- **What to do**:
Filter the data below, keeping only the lines that contain the string "field".

Raw records
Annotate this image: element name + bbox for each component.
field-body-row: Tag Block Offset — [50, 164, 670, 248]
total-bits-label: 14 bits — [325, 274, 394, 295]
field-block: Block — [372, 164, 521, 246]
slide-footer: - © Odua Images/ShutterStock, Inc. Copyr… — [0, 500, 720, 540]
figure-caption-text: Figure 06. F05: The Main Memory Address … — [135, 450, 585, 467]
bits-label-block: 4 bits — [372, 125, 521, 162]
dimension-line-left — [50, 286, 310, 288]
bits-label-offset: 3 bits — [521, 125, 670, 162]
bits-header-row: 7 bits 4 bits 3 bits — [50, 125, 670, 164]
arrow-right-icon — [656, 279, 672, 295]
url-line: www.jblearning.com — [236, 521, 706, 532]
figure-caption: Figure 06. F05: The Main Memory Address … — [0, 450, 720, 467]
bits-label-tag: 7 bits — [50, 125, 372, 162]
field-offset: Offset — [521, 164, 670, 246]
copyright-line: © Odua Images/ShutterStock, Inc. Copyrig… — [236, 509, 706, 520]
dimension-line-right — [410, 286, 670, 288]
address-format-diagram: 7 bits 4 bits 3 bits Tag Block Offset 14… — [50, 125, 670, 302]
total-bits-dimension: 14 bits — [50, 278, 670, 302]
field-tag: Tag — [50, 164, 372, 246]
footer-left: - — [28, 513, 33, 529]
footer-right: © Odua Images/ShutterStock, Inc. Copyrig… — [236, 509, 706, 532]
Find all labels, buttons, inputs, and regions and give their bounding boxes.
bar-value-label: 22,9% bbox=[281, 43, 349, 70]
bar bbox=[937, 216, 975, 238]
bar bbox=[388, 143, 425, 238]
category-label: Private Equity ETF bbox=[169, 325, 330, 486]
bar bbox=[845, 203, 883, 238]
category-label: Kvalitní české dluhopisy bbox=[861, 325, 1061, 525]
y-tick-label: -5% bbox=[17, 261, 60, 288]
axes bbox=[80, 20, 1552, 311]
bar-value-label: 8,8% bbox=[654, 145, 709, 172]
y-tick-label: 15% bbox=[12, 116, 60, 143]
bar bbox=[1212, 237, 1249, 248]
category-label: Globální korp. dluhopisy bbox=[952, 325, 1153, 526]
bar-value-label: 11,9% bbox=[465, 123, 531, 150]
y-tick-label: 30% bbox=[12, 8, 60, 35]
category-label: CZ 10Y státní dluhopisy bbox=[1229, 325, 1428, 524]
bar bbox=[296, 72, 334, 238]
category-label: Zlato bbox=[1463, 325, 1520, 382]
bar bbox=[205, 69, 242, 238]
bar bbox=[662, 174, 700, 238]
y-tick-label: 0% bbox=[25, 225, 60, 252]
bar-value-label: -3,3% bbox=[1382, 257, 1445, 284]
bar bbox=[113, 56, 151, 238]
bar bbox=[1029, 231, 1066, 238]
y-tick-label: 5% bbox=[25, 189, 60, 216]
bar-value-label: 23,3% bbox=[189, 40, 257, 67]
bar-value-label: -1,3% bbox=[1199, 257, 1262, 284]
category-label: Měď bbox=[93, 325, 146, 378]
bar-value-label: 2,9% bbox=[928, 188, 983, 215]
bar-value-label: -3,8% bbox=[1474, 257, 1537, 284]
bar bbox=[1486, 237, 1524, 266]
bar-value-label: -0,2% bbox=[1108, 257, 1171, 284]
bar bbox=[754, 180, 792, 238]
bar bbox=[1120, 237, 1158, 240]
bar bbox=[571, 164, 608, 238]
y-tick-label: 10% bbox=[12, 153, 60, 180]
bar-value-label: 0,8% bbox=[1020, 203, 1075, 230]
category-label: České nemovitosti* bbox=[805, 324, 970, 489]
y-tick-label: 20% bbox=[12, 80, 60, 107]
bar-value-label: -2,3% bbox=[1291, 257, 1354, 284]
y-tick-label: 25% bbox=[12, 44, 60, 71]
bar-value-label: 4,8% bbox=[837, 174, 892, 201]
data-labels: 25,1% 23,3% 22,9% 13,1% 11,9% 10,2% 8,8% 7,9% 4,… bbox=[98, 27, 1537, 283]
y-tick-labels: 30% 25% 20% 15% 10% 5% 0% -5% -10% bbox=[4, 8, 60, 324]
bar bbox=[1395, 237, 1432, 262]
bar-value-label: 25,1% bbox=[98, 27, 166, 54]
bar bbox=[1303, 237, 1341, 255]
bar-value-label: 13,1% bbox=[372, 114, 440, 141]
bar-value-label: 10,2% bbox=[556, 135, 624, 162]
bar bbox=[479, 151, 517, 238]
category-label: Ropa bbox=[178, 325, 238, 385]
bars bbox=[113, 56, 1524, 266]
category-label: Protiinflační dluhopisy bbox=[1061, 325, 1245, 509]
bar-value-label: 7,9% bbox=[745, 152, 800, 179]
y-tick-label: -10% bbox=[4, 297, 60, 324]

- **Output for this exercise**:
field-body-row: Tag Block Offset — [50, 164, 670, 248]
field-block: Block — [372, 164, 521, 246]
field-offset: Offset — [521, 164, 670, 246]
field-tag: Tag — [50, 164, 372, 246]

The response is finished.